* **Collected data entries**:
_ _ _
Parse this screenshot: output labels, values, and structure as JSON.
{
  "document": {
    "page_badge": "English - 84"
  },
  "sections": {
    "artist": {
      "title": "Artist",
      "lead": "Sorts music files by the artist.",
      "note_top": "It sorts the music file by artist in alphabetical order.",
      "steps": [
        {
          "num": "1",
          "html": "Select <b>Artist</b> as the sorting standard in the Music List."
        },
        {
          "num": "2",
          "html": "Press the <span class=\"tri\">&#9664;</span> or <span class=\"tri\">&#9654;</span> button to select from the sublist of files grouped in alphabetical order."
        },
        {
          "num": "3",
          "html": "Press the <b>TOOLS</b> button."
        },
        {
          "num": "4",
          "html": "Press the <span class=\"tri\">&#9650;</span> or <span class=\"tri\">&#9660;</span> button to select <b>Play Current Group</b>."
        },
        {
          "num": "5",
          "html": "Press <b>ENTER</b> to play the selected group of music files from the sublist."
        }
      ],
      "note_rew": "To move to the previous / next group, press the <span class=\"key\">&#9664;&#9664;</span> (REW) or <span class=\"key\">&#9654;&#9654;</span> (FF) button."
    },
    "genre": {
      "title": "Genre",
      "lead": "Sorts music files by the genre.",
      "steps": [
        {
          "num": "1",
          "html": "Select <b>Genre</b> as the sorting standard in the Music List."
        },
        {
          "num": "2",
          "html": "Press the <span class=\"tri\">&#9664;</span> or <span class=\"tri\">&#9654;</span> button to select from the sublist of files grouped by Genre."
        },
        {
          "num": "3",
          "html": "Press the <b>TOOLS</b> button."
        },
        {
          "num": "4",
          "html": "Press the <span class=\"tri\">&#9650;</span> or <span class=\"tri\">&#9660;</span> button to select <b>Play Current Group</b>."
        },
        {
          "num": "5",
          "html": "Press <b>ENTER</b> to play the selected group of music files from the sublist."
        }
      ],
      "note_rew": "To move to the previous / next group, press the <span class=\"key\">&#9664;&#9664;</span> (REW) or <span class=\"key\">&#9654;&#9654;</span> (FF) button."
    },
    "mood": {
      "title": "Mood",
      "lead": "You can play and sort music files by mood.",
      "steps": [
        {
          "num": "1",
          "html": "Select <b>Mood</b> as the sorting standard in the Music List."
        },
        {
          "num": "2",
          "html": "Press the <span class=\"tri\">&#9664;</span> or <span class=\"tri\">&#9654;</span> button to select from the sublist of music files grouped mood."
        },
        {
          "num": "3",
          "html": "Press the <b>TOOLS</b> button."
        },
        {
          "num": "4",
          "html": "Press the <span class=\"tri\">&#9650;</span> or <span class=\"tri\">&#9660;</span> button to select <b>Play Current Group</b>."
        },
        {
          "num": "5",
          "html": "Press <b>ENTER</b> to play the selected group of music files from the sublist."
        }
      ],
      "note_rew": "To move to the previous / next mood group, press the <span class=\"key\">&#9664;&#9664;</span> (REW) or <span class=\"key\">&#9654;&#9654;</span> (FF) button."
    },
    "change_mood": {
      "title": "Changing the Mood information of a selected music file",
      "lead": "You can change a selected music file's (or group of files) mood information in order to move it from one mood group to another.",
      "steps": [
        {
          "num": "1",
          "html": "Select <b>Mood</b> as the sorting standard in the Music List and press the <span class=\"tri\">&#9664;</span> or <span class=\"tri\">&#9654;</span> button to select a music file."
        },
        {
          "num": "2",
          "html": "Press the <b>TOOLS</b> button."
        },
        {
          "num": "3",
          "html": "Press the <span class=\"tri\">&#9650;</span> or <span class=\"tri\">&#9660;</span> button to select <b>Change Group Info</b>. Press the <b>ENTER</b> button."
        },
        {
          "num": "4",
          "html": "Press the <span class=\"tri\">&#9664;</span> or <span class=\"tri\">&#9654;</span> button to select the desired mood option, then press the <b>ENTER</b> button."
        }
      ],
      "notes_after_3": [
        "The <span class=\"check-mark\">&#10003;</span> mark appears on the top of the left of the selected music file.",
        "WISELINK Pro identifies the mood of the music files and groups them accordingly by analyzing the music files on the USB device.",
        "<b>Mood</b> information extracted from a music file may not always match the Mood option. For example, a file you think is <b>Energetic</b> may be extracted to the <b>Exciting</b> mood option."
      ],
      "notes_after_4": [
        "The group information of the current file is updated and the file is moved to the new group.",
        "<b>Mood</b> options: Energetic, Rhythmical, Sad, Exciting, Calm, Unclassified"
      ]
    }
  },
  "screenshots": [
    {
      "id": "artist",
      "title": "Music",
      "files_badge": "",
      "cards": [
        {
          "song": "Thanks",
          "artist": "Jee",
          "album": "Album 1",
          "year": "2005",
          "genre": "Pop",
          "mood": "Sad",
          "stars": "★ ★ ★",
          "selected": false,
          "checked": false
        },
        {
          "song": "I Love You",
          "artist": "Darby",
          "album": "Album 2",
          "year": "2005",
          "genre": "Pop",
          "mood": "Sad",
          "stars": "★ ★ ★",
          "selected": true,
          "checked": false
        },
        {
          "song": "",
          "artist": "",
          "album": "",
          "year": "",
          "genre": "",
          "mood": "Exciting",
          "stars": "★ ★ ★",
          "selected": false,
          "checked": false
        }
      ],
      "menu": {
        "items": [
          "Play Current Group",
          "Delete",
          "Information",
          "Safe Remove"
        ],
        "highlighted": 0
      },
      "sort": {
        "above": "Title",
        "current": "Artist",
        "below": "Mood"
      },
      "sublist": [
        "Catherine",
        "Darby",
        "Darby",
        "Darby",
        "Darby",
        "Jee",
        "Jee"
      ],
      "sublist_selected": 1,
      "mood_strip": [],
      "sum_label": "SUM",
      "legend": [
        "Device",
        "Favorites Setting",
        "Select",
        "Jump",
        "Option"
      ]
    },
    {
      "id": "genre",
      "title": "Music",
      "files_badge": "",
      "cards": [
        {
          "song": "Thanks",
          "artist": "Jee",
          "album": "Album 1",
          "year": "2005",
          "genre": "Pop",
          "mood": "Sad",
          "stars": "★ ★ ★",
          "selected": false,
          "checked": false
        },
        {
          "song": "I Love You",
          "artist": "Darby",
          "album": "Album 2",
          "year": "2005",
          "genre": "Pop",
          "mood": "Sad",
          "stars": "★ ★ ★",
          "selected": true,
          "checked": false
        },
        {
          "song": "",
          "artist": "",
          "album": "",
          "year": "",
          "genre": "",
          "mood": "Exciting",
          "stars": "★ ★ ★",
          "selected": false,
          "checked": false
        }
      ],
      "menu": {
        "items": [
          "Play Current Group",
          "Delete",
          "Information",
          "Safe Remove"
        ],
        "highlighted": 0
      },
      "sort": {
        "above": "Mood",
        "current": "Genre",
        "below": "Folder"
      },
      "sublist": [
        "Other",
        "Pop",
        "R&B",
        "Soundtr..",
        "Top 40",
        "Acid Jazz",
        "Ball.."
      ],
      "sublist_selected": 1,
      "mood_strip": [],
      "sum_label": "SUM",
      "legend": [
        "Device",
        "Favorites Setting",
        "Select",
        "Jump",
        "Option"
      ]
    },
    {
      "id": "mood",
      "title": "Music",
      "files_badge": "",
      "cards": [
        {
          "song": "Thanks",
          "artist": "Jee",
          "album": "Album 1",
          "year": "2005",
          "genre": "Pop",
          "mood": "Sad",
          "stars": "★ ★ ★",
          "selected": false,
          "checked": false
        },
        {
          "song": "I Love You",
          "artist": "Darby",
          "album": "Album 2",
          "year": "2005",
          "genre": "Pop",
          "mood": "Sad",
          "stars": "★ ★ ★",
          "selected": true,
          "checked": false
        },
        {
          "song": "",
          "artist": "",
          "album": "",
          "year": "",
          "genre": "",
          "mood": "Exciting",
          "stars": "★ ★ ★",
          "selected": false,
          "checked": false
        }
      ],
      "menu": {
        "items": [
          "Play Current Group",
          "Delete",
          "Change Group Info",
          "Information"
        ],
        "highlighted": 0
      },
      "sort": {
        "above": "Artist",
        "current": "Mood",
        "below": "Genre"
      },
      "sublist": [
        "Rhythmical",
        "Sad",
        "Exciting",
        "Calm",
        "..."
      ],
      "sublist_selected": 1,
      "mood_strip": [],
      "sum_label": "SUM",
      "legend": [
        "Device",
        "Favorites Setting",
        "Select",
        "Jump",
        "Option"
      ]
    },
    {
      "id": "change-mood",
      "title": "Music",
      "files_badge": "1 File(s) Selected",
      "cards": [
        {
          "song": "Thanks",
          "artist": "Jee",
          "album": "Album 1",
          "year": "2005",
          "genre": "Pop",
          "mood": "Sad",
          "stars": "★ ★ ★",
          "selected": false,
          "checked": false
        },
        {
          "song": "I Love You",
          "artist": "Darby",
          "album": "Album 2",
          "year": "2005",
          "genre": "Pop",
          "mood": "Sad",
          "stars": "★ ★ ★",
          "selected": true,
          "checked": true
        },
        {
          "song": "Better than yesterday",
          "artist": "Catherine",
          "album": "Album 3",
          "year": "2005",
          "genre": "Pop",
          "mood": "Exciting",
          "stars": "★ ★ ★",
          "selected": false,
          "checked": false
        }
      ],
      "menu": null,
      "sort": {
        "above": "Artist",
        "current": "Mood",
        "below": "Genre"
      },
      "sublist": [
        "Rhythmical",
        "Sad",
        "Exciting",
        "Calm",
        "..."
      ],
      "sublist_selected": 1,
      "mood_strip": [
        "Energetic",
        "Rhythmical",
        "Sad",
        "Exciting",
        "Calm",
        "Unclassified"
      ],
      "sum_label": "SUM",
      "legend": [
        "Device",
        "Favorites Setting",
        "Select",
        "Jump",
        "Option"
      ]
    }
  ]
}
_ _ _
* **Task objective**: State only the number of lines in these entries that contain "Unclassified".

* **Solution below**: 2